## OBJECTIVE:
Locate the word "name" in the entries below, then gather every line that holds it.

# # # # #

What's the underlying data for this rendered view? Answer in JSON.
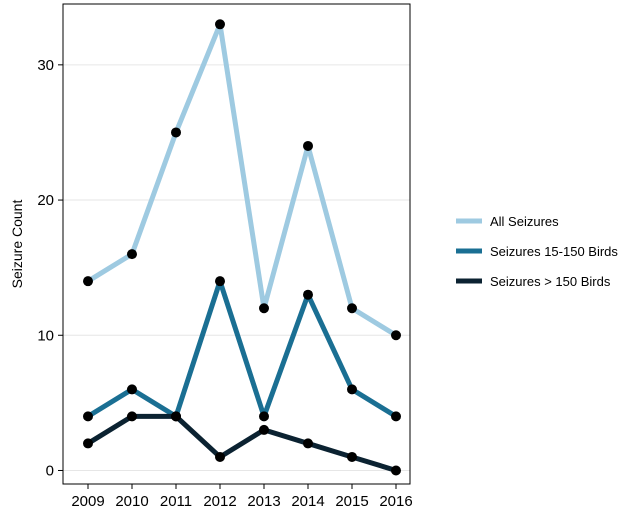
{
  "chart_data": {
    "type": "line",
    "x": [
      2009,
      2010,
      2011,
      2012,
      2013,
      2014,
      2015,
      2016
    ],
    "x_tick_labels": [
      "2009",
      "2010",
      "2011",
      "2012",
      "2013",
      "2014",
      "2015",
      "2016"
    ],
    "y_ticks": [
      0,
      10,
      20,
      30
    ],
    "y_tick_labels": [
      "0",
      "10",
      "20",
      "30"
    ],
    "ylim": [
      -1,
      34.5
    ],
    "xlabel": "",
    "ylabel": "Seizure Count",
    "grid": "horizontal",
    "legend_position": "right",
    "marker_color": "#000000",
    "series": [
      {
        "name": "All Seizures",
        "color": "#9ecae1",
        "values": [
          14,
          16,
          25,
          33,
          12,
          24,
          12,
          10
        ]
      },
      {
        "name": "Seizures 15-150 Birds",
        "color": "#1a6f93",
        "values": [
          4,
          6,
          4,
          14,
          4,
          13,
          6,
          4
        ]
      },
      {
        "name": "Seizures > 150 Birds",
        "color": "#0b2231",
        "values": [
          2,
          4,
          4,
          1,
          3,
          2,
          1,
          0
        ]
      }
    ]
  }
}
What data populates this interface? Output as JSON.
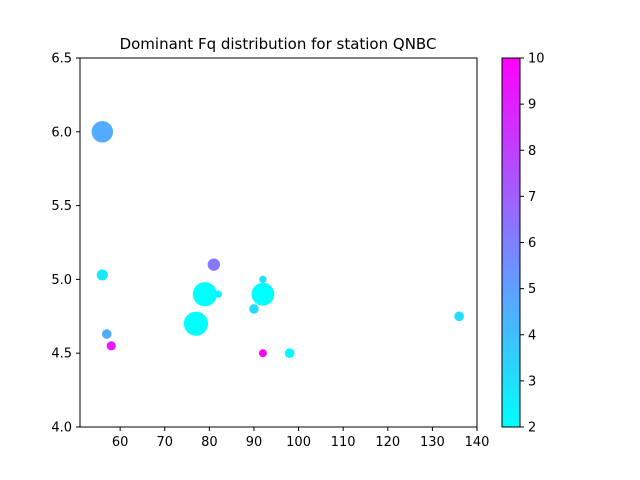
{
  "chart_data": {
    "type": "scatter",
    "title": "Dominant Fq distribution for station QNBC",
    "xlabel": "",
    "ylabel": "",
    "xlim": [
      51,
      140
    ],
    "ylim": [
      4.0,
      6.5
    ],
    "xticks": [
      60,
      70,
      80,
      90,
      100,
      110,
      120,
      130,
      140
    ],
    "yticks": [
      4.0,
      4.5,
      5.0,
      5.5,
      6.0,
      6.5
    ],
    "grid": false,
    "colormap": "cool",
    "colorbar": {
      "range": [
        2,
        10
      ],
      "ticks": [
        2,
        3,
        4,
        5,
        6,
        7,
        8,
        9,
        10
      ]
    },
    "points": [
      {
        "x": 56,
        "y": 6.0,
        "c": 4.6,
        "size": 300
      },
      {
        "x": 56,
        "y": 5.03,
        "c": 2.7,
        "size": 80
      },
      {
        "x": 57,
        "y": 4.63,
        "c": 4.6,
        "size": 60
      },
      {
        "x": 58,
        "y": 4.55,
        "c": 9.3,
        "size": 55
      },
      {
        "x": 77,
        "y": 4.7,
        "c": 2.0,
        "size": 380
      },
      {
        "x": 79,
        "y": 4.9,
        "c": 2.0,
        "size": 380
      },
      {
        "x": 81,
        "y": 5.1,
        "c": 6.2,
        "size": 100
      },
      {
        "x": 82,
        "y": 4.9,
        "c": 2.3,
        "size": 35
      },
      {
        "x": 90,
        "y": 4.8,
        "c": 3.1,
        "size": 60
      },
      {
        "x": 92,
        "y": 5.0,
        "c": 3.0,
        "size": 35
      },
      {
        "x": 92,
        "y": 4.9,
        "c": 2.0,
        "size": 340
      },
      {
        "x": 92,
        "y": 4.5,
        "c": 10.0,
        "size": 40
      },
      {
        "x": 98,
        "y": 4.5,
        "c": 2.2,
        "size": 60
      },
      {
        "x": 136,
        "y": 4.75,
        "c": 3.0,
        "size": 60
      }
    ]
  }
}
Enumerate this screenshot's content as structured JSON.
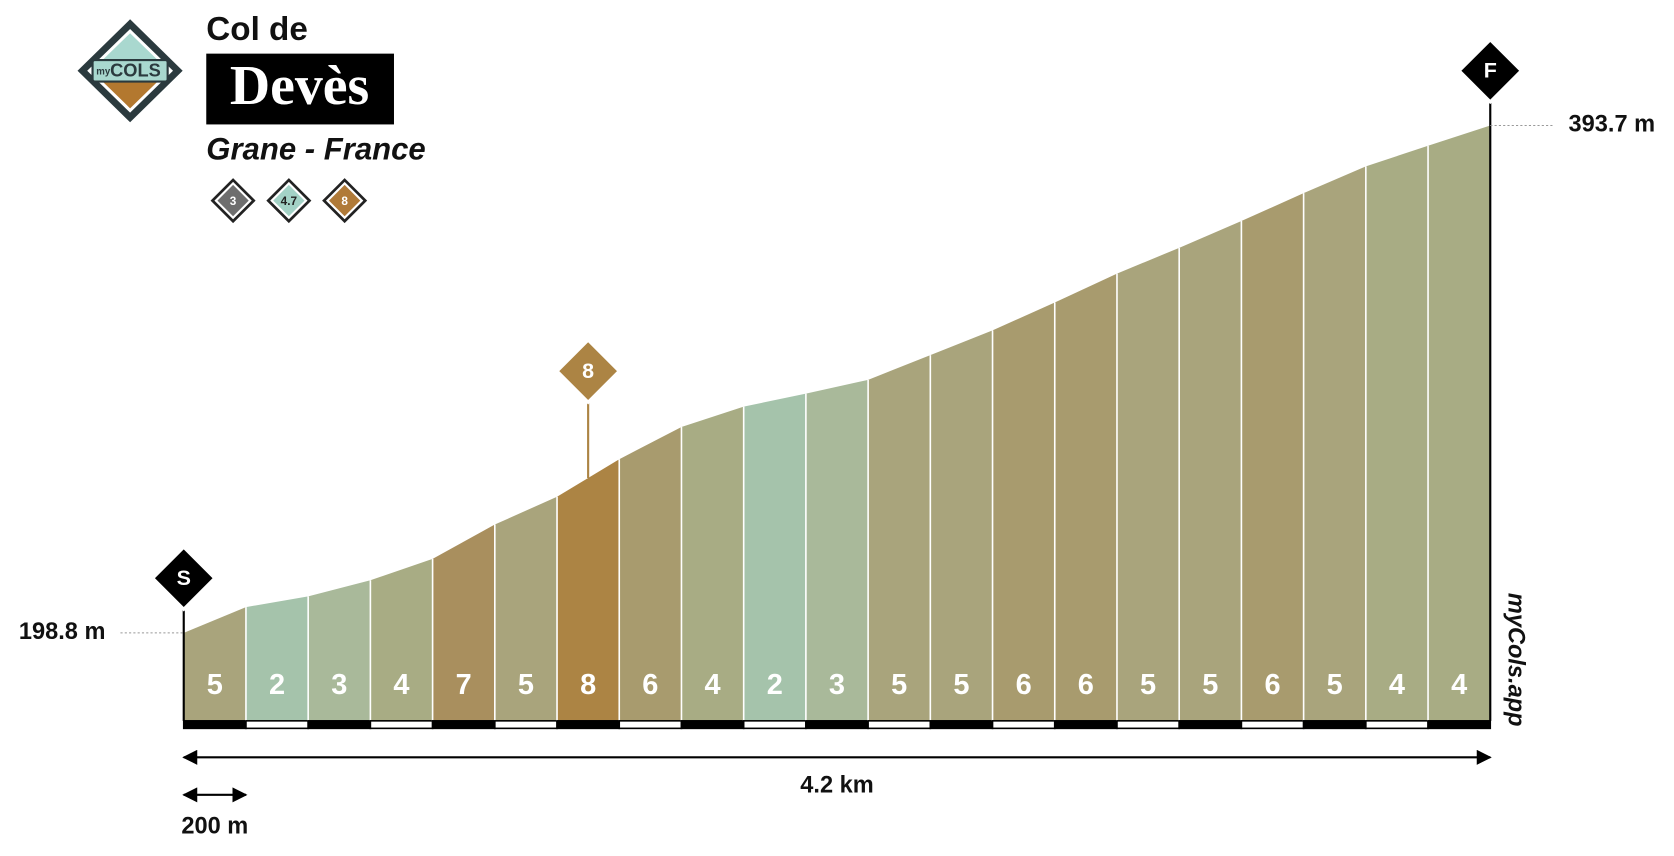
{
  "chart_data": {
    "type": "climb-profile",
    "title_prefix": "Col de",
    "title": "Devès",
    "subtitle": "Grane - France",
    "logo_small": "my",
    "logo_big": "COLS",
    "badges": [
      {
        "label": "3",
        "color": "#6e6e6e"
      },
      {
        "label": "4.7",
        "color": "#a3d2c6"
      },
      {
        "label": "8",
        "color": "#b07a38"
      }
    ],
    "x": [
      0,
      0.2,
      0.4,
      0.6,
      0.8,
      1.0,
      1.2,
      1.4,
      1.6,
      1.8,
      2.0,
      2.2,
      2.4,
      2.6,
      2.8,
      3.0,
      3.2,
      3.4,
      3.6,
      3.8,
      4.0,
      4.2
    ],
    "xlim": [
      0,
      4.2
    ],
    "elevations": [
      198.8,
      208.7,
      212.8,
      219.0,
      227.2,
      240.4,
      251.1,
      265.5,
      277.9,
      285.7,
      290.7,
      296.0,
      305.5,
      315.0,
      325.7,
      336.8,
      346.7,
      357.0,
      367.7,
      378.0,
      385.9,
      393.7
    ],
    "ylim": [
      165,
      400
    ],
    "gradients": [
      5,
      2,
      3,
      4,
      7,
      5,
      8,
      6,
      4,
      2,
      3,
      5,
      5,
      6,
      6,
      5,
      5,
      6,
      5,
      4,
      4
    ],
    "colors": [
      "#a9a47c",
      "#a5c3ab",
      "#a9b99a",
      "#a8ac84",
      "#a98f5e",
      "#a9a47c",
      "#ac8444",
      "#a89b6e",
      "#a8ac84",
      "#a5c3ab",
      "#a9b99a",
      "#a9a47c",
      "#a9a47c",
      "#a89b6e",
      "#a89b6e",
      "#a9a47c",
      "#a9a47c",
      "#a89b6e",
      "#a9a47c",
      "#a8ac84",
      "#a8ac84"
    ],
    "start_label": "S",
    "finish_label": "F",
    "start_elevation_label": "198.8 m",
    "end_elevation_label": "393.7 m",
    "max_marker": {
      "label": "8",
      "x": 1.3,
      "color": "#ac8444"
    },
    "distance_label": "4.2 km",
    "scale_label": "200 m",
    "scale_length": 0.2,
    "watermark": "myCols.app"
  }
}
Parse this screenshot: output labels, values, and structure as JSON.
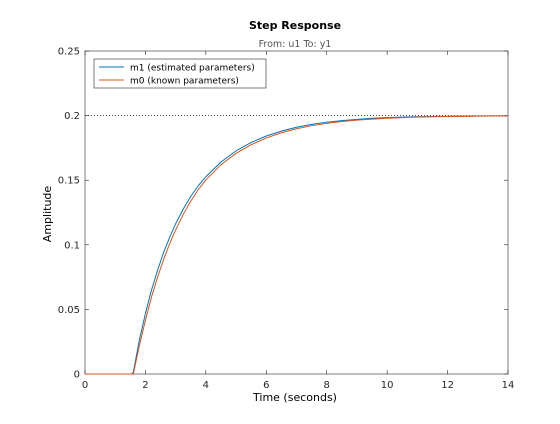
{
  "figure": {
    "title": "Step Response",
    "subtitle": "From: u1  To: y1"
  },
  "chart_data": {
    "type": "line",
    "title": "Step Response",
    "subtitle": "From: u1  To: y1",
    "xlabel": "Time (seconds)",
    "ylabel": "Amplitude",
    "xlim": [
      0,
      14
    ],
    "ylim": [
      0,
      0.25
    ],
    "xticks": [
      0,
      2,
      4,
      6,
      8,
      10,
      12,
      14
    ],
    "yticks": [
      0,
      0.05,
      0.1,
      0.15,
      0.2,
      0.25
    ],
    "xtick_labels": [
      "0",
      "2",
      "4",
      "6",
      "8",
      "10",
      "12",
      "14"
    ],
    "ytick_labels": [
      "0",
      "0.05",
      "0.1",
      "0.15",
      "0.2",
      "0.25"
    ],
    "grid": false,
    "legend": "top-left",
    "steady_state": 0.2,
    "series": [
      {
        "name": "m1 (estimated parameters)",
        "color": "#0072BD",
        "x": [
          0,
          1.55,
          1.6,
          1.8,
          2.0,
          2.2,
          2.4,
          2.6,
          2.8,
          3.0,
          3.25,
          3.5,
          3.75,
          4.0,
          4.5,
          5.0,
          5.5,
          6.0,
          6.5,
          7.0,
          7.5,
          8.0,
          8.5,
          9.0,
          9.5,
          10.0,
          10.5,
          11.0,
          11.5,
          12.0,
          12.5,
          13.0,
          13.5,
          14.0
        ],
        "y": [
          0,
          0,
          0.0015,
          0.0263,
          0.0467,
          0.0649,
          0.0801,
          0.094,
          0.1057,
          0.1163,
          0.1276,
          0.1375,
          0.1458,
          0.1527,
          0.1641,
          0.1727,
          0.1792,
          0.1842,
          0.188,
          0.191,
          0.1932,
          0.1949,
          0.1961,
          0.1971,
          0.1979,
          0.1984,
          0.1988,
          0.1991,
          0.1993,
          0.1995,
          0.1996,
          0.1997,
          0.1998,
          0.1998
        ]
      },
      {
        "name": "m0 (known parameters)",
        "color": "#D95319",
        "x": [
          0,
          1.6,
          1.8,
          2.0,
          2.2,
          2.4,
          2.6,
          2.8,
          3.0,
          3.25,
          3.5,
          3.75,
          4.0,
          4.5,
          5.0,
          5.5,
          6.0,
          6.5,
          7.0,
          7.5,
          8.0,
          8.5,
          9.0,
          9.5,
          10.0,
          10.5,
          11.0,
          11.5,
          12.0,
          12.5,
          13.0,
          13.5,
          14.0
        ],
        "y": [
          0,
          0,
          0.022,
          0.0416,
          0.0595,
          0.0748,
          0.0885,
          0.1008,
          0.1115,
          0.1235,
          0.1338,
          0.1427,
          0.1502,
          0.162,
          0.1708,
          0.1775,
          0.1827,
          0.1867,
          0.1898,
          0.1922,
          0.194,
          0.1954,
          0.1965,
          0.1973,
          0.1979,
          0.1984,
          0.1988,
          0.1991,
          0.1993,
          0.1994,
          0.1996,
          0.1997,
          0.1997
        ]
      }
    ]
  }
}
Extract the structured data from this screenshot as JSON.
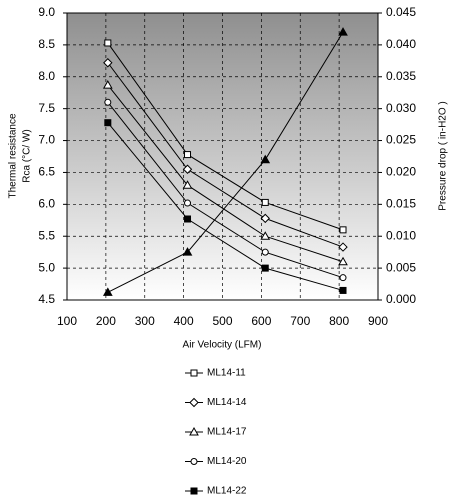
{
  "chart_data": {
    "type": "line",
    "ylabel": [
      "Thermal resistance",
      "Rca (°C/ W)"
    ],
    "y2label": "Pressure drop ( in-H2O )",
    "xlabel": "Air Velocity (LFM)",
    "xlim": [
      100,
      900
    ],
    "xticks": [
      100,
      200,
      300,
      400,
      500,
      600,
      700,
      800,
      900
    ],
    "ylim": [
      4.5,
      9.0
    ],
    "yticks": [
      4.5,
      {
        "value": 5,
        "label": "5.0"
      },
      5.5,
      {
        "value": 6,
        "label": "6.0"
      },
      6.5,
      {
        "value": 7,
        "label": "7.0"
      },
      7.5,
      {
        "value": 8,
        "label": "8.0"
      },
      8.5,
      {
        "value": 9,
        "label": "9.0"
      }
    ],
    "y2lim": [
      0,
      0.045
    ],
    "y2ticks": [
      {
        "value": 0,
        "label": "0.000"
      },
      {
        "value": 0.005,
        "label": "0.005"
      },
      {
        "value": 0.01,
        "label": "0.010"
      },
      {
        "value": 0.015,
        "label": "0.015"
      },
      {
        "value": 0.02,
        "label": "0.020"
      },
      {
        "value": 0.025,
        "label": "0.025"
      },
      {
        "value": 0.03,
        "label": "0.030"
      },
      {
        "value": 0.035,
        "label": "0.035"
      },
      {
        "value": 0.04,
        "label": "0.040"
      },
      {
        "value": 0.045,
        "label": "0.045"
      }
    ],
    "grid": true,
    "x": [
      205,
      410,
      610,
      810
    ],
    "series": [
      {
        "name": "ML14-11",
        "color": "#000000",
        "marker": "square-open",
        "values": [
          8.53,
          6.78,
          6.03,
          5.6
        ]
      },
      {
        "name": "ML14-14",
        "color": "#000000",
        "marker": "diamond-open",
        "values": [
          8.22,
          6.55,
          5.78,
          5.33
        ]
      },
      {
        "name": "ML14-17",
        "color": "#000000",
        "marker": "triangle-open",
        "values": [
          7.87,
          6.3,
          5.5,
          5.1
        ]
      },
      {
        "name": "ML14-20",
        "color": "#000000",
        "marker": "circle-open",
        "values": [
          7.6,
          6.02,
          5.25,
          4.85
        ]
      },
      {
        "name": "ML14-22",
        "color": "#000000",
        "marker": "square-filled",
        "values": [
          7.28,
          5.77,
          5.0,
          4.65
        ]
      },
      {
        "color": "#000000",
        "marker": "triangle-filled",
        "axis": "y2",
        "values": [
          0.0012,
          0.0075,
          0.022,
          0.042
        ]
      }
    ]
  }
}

# # # # #

## REPLY:
        "name": "All Seizures",
        "name": "Seizures 15-150 Birds",
        "name": "Seizures > 150 Birds",
        "name": "m1 (estimated parameters)",
        "name": "m0 (known parameters)",
        "name": "ML14-11",
        "name": "ML14-14",
        "name": "ML14-17",
        "name": "ML14-20",
        "name": "ML14-22",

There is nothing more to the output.